Objective: Without the pictures, set down every line of the data exactly.

Data records:
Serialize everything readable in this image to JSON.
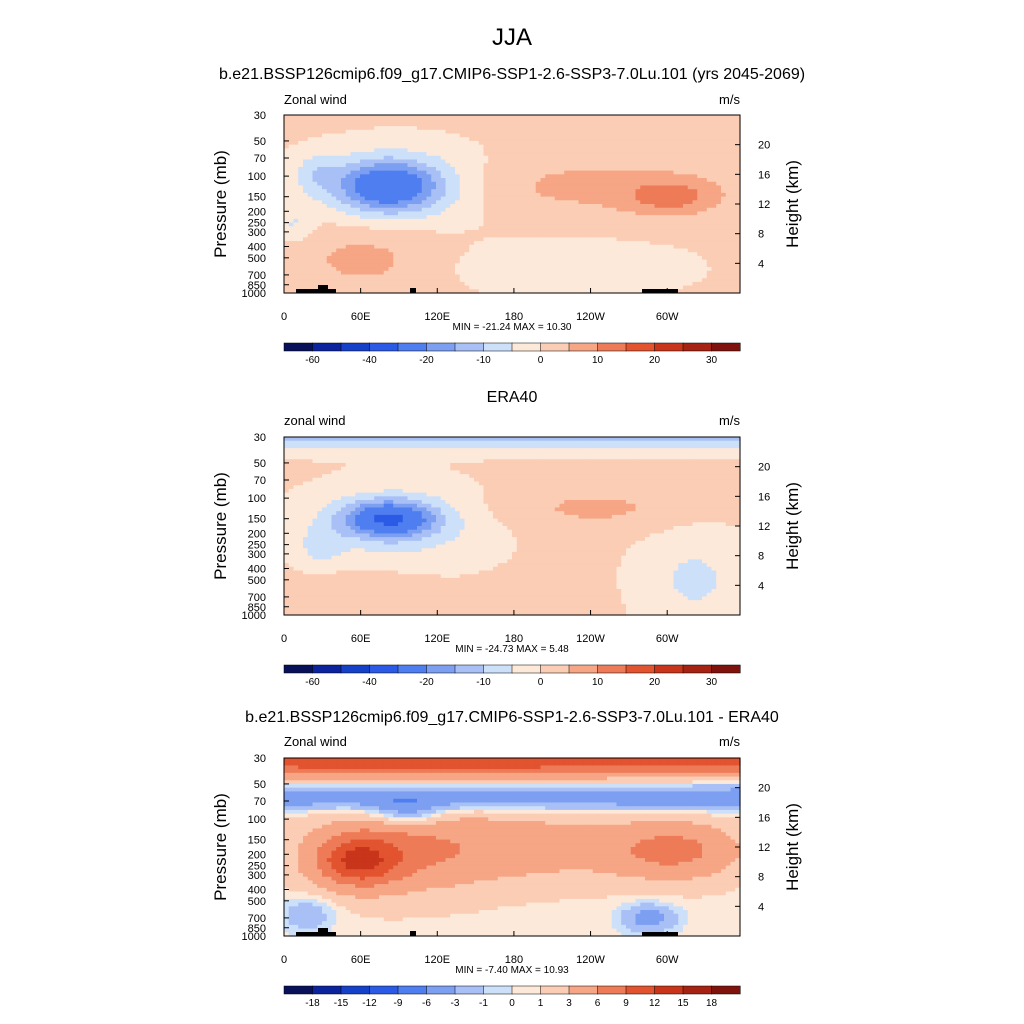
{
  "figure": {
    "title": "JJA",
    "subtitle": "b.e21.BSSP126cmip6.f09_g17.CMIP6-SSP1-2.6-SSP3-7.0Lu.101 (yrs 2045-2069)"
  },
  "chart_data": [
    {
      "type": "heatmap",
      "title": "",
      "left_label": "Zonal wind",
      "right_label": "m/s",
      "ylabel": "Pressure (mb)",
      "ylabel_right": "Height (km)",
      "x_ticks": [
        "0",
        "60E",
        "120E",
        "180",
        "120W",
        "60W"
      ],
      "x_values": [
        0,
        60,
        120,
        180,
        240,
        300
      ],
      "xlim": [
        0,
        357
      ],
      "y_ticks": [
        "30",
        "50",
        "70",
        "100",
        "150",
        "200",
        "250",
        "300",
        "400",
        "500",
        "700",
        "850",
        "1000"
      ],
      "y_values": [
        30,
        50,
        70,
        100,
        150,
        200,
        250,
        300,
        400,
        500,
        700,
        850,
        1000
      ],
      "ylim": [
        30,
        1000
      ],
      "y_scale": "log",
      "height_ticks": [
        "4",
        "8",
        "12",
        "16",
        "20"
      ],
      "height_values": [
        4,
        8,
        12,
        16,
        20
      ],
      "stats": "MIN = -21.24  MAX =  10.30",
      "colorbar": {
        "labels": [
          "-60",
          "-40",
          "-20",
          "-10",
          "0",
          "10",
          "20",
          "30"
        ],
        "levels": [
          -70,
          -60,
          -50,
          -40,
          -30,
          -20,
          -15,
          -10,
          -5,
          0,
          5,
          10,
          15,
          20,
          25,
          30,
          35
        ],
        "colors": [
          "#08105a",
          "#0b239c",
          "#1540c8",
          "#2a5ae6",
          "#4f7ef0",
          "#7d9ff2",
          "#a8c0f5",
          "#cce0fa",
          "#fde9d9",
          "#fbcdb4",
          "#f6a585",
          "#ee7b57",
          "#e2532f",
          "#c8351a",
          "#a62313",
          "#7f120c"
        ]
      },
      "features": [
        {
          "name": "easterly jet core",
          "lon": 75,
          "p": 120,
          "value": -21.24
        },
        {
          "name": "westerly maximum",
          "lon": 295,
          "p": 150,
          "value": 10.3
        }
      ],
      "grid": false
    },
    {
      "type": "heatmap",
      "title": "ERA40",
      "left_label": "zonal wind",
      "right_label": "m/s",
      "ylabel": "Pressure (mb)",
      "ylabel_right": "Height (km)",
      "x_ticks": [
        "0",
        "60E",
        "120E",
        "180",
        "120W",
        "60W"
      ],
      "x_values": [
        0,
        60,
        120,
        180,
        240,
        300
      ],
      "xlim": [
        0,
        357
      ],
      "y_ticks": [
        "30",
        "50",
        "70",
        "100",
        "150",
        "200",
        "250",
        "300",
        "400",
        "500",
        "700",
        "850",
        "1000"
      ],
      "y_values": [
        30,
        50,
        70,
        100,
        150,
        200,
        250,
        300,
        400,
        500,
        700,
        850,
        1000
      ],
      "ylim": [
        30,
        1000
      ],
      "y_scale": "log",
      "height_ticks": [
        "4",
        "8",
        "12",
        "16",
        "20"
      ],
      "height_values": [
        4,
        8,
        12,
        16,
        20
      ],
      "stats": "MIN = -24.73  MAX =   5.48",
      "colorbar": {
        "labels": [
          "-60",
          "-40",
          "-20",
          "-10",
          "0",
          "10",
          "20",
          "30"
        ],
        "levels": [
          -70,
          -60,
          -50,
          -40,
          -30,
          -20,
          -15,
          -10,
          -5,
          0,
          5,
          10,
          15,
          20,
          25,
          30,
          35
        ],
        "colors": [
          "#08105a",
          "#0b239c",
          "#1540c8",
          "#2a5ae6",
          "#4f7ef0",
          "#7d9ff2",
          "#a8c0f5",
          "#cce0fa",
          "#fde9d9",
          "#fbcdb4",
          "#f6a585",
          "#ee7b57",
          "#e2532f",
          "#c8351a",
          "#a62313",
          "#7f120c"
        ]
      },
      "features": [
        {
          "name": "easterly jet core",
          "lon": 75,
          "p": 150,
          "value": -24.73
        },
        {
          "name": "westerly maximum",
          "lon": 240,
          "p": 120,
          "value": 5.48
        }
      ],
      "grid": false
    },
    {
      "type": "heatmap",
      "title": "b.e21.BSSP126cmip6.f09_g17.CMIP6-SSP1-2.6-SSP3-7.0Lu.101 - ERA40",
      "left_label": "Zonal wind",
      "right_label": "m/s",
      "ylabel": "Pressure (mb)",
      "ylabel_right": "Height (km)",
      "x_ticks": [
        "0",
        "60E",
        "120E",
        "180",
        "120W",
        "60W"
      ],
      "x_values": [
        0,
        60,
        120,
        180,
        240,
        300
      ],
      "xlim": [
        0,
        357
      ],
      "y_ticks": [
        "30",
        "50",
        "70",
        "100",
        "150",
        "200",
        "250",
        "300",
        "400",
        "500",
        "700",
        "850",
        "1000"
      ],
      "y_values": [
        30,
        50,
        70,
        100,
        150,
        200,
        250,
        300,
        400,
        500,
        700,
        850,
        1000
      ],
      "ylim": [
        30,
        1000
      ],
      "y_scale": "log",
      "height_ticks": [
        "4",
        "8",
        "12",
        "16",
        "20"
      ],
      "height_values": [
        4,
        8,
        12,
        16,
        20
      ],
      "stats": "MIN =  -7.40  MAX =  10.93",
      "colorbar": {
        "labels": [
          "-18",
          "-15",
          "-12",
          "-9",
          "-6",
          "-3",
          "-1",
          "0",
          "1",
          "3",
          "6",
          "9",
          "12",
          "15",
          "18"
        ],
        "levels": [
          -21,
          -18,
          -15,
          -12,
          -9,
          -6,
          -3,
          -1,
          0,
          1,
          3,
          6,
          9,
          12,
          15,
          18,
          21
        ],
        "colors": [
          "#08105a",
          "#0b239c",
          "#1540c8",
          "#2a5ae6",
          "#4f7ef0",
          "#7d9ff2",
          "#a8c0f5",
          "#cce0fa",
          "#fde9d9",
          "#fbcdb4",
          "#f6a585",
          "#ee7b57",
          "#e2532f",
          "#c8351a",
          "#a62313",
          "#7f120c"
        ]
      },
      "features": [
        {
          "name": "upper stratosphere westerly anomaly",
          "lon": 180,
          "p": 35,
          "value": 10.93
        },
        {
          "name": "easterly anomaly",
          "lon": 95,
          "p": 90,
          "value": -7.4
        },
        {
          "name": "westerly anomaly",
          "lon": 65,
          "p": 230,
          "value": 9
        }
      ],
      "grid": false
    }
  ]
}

Exercise response:
Serialize everything readable in this image to JSON.
{
  "figure": {
    "title": "JJA",
    "subtitle": "b.e21.BSSP126cmip6.f09_g17.CMIP6-SSP1-2.6-SSP3-7.0Lu.101 (yrs 2045-2069)"
  },
  "chart_data": [
    {
      "type": "heatmap",
      "title": "",
      "left_label": "Zonal wind",
      "right_label": "m/s",
      "ylabel": "Pressure (mb)",
      "ylabel_right": "Height (km)",
      "x_ticks": [
        "0",
        "60E",
        "120E",
        "180",
        "120W",
        "60W"
      ],
      "x_values": [
        0,
        60,
        120,
        180,
        240,
        300
      ],
      "xlim": [
        0,
        357
      ],
      "y_ticks": [
        "30",
        "50",
        "70",
        "100",
        "150",
        "200",
        "250",
        "300",
        "400",
        "500",
        "700",
        "850",
        "1000"
      ],
      "y_values": [
        30,
        50,
        70,
        100,
        150,
        200,
        250,
        300,
        400,
        500,
        700,
        850,
        1000
      ],
      "ylim": [
        30,
        1000
      ],
      "y_scale": "log",
      "height_ticks": [
        "4",
        "8",
        "12",
        "16",
        "20"
      ],
      "height_values": [
        4,
        8,
        12,
        16,
        20
      ],
      "stats": "MIN = -21.24  MAX =  10.30",
      "colorbar": {
        "labels": [
          "-60",
          "-40",
          "-20",
          "-10",
          "0",
          "10",
          "20",
          "30"
        ],
        "levels": [
          -70,
          -60,
          -50,
          -40,
          -30,
          -20,
          -15,
          -10,
          -5,
          0,
          5,
          10,
          15,
          20,
          25,
          30,
          35
        ],
        "colors": [
          "#08105a",
          "#0b239c",
          "#1540c8",
          "#2a5ae6",
          "#4f7ef0",
          "#7d9ff2",
          "#a8c0f5",
          "#cce0fa",
          "#fde9d9",
          "#fbcdb4",
          "#f6a585",
          "#ee7b57",
          "#e2532f",
          "#c8351a",
          "#a62313",
          "#7f120c"
        ]
      },
      "features": [
        {
          "name": "easterly jet core",
          "lon": 75,
          "p": 120,
          "value": -21.24
        },
        {
          "name": "westerly maximum",
          "lon": 295,
          "p": 150,
          "value": 10.3
        }
      ],
      "grid": false
    },
    {
      "type": "heatmap",
      "title": "ERA40",
      "left_label": "zonal wind",
      "right_label": "m/s",
      "ylabel": "Pressure (mb)",
      "ylabel_right": "Height (km)",
      "x_ticks": [
        "0",
        "60E",
        "120E",
        "180",
        "120W",
        "60W"
      ],
      "x_values": [
        0,
        60,
        120,
        180,
        240,
        300
      ],
      "xlim": [
        0,
        357
      ],
      "y_ticks": [
        "30",
        "50",
        "70",
        "100",
        "150",
        "200",
        "250",
        "300",
        "400",
        "500",
        "700",
        "850",
        "1000"
      ],
      "y_values": [
        30,
        50,
        70,
        100,
        150,
        200,
        250,
        300,
        400,
        500,
        700,
        850,
        1000
      ],
      "ylim": [
        30,
        1000
      ],
      "y_scale": "log",
      "height_ticks": [
        "4",
        "8",
        "12",
        "16",
        "20"
      ],
      "height_values": [
        4,
        8,
        12,
        16,
        20
      ],
      "stats": "MIN = -24.73  MAX =   5.48",
      "colorbar": {
        "labels": [
          "-60",
          "-40",
          "-20",
          "-10",
          "0",
          "10",
          "20",
          "30"
        ],
        "levels": [
          -70,
          -60,
          -50,
          -40,
          -30,
          -20,
          -15,
          -10,
          -5,
          0,
          5,
          10,
          15,
          20,
          25,
          30,
          35
        ],
        "colors": [
          "#08105a",
          "#0b239c",
          "#1540c8",
          "#2a5ae6",
          "#4f7ef0",
          "#7d9ff2",
          "#a8c0f5",
          "#cce0fa",
          "#fde9d9",
          "#fbcdb4",
          "#f6a585",
          "#ee7b57",
          "#e2532f",
          "#c8351a",
          "#a62313",
          "#7f120c"
        ]
      },
      "features": [
        {
          "name": "easterly jet core",
          "lon": 75,
          "p": 150,
          "value": -24.73
        },
        {
          "name": "westerly maximum",
          "lon": 240,
          "p": 120,
          "value": 5.48
        }
      ],
      "grid": false
    },
    {
      "type": "heatmap",
      "title": "b.e21.BSSP126cmip6.f09_g17.CMIP6-SSP1-2.6-SSP3-7.0Lu.101 - ERA40",
      "left_label": "Zonal wind",
      "right_label": "m/s",
      "ylabel": "Pressure (mb)",
      "ylabel_right": "Height (km)",
      "x_ticks": [
        "0",
        "60E",
        "120E",
        "180",
        "120W",
        "60W"
      ],
      "x_values": [
        0,
        60,
        120,
        180,
        240,
        300
      ],
      "xlim": [
        0,
        357
      ],
      "y_ticks": [
        "30",
        "50",
        "70",
        "100",
        "150",
        "200",
        "250",
        "300",
        "400",
        "500",
        "700",
        "850",
        "1000"
      ],
      "y_values": [
        30,
        50,
        70,
        100,
        150,
        200,
        250,
        300,
        400,
        500,
        700,
        850,
        1000
      ],
      "ylim": [
        30,
        1000
      ],
      "y_scale": "log",
      "height_ticks": [
        "4",
        "8",
        "12",
        "16",
        "20"
      ],
      "height_values": [
        4,
        8,
        12,
        16,
        20
      ],
      "stats": "MIN =  -7.40  MAX =  10.93",
      "colorbar": {
        "labels": [
          "-18",
          "-15",
          "-12",
          "-9",
          "-6",
          "-3",
          "-1",
          "0",
          "1",
          "3",
          "6",
          "9",
          "12",
          "15",
          "18"
        ],
        "levels": [
          -21,
          -18,
          -15,
          -12,
          -9,
          -6,
          -3,
          -1,
          0,
          1,
          3,
          6,
          9,
          12,
          15,
          18,
          21
        ],
        "colors": [
          "#08105a",
          "#0b239c",
          "#1540c8",
          "#2a5ae6",
          "#4f7ef0",
          "#7d9ff2",
          "#a8c0f5",
          "#cce0fa",
          "#fde9d9",
          "#fbcdb4",
          "#f6a585",
          "#ee7b57",
          "#e2532f",
          "#c8351a",
          "#a62313",
          "#7f120c"
        ]
      },
      "features": [
        {
          "name": "upper stratosphere westerly anomaly",
          "lon": 180,
          "p": 35,
          "value": 10.93
        },
        {
          "name": "easterly anomaly",
          "lon": 95,
          "p": 90,
          "value": -7.4
        },
        {
          "name": "westerly anomaly",
          "lon": 65,
          "p": 230,
          "value": 9
        }
      ],
      "grid": false
    }
  ]
}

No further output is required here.